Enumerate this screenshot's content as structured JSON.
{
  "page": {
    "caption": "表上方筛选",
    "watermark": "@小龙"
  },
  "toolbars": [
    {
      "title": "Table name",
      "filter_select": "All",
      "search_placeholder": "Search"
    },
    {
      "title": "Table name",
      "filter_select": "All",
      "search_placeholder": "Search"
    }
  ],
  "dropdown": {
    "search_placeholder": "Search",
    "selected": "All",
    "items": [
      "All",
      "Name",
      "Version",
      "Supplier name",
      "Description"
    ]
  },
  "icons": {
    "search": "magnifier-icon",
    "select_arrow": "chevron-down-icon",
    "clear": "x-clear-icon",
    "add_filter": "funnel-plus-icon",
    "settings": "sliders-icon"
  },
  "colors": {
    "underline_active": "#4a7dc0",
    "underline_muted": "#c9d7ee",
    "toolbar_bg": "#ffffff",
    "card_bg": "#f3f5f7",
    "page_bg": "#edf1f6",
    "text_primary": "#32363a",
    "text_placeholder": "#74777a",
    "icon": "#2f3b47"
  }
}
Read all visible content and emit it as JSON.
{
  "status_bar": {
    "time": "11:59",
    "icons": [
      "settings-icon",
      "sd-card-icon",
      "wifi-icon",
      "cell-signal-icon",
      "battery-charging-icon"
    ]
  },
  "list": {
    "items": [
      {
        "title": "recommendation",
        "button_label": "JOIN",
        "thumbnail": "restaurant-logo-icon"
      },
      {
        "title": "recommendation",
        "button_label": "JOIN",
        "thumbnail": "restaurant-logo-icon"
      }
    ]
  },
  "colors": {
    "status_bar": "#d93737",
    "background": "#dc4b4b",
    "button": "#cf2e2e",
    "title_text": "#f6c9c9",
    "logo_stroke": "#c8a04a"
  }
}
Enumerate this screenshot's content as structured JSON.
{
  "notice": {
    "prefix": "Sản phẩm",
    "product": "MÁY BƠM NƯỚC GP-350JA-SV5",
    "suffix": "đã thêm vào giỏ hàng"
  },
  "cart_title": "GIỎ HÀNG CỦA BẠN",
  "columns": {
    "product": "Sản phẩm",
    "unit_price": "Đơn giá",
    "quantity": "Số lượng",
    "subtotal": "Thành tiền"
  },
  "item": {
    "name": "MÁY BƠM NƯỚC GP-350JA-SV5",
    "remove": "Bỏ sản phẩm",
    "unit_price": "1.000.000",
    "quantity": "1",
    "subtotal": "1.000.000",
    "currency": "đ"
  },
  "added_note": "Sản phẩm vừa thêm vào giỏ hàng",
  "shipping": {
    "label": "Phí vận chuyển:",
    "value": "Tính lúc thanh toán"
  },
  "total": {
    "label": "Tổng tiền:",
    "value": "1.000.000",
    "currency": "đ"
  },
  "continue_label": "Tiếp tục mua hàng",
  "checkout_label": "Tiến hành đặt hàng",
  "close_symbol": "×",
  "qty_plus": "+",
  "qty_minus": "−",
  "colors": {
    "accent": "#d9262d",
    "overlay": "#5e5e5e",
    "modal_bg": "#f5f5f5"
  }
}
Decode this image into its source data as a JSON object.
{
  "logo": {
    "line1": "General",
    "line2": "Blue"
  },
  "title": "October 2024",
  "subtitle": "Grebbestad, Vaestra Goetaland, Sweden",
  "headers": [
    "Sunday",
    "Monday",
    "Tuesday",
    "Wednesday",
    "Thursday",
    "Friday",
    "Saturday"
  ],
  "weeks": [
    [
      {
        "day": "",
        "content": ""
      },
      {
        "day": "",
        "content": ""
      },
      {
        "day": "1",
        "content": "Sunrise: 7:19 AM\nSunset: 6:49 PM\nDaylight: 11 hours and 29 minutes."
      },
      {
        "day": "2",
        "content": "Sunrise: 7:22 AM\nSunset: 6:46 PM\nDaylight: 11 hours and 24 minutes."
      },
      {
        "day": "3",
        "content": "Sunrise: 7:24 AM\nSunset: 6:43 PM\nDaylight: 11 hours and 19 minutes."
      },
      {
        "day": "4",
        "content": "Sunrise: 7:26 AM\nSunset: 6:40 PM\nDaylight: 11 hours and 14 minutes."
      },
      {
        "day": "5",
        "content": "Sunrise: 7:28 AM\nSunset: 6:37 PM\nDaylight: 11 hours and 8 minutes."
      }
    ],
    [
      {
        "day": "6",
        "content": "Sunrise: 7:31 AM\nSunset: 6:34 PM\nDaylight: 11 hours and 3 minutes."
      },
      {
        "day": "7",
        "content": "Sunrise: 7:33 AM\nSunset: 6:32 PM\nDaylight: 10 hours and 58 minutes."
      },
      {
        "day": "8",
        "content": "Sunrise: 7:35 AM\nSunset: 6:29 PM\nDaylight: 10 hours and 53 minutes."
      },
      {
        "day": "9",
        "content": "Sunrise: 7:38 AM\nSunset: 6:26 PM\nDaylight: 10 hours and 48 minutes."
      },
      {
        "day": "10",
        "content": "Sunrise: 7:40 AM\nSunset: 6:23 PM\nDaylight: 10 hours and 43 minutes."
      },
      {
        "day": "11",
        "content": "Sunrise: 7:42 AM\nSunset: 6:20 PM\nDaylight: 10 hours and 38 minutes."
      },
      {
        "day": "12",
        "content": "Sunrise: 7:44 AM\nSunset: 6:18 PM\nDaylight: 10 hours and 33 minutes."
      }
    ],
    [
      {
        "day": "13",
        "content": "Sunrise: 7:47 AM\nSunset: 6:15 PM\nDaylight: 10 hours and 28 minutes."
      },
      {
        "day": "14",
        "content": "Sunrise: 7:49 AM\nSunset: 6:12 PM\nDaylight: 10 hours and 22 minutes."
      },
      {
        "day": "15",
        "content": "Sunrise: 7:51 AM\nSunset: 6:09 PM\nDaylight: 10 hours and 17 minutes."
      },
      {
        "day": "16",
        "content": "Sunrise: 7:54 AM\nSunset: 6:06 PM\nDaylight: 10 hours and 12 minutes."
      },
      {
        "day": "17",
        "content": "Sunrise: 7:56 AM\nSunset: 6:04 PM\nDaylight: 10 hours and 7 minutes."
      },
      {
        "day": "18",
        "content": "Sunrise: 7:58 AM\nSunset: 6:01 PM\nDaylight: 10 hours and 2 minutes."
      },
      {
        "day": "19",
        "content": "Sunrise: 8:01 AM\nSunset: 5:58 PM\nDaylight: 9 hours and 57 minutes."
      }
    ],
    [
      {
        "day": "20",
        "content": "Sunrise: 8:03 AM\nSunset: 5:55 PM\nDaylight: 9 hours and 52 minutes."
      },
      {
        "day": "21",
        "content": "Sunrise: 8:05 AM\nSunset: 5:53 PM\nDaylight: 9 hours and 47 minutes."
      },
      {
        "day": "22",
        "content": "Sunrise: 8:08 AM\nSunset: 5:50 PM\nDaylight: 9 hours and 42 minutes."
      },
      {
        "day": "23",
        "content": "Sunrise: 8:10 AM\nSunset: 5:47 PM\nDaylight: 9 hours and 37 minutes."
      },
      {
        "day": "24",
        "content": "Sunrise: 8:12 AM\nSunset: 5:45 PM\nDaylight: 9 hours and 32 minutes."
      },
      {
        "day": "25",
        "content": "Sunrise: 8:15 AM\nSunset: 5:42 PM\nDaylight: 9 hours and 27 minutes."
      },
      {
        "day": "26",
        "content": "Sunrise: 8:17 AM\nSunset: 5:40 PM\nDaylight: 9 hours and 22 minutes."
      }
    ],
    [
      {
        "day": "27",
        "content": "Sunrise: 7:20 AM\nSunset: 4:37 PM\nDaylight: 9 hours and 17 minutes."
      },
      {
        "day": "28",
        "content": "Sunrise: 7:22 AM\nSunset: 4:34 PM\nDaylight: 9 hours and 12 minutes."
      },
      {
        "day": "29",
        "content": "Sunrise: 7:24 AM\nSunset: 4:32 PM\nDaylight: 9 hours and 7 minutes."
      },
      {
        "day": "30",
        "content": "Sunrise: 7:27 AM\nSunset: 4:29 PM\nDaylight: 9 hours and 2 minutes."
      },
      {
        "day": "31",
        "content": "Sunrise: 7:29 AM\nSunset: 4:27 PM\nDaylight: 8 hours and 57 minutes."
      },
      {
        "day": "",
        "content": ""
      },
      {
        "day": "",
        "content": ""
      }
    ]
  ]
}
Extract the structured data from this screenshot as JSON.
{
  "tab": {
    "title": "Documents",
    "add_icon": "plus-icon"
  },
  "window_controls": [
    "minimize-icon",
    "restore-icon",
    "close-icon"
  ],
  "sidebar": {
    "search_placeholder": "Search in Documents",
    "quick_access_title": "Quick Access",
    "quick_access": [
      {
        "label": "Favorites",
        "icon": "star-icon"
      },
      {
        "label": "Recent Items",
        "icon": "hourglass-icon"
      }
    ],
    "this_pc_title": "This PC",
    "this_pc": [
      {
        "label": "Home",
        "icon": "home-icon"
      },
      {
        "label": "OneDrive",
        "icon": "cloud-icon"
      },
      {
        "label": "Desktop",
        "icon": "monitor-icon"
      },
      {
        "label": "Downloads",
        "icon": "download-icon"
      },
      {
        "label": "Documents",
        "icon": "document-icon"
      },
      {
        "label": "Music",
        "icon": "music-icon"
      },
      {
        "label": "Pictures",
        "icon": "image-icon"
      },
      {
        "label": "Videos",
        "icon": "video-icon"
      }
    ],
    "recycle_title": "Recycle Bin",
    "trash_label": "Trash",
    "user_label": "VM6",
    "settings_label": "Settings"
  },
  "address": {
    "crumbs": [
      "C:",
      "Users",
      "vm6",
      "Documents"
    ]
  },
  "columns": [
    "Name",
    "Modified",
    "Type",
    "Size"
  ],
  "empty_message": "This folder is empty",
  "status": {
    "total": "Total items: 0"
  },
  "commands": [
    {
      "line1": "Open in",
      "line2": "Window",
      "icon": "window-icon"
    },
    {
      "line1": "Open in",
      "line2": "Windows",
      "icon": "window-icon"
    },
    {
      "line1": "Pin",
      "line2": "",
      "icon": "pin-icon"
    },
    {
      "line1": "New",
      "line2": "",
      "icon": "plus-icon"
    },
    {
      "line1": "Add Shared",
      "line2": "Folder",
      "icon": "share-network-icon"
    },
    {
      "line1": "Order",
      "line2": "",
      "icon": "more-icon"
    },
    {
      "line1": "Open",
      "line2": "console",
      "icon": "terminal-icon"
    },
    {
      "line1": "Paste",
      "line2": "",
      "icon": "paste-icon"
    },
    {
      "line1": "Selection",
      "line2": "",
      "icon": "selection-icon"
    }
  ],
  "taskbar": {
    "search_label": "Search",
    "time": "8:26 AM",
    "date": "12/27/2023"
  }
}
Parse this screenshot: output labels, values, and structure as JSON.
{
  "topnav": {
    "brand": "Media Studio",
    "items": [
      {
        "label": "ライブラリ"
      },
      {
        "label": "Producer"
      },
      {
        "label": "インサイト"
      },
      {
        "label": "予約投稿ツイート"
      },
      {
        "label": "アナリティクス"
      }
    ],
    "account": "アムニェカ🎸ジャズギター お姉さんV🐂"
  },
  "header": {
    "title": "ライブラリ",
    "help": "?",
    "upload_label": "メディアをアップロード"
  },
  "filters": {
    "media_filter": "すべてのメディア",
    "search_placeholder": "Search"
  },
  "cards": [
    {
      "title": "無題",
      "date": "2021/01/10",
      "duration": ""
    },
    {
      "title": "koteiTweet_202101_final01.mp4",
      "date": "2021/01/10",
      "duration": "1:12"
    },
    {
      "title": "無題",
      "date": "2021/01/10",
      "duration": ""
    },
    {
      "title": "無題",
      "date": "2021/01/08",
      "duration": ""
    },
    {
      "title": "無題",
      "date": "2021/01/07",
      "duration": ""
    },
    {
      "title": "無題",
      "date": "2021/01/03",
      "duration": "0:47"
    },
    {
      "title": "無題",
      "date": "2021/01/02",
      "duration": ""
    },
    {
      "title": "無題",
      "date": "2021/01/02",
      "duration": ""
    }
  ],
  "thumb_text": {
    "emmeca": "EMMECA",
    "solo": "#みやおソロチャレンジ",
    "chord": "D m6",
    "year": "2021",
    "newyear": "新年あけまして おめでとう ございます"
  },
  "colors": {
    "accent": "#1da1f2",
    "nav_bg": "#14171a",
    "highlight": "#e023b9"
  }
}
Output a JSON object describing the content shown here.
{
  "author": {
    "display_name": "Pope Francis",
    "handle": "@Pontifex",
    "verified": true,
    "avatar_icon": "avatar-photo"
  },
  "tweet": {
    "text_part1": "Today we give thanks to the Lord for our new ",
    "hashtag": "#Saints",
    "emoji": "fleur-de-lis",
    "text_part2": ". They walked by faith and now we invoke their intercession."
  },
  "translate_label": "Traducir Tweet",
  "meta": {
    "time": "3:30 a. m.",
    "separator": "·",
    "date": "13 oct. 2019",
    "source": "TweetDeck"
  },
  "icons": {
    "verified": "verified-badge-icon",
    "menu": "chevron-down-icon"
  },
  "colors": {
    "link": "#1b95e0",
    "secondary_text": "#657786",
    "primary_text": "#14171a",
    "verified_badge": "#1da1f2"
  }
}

--------------------------------

WORK INSTRUCTIONS — Show every line in the entries where the string "Documents" occurs.

REPLY TO THE EXERCISE —
    "title": "Documents",
    "search_placeholder": "Search in Documents",
        "label": "Documents",
      "Documents"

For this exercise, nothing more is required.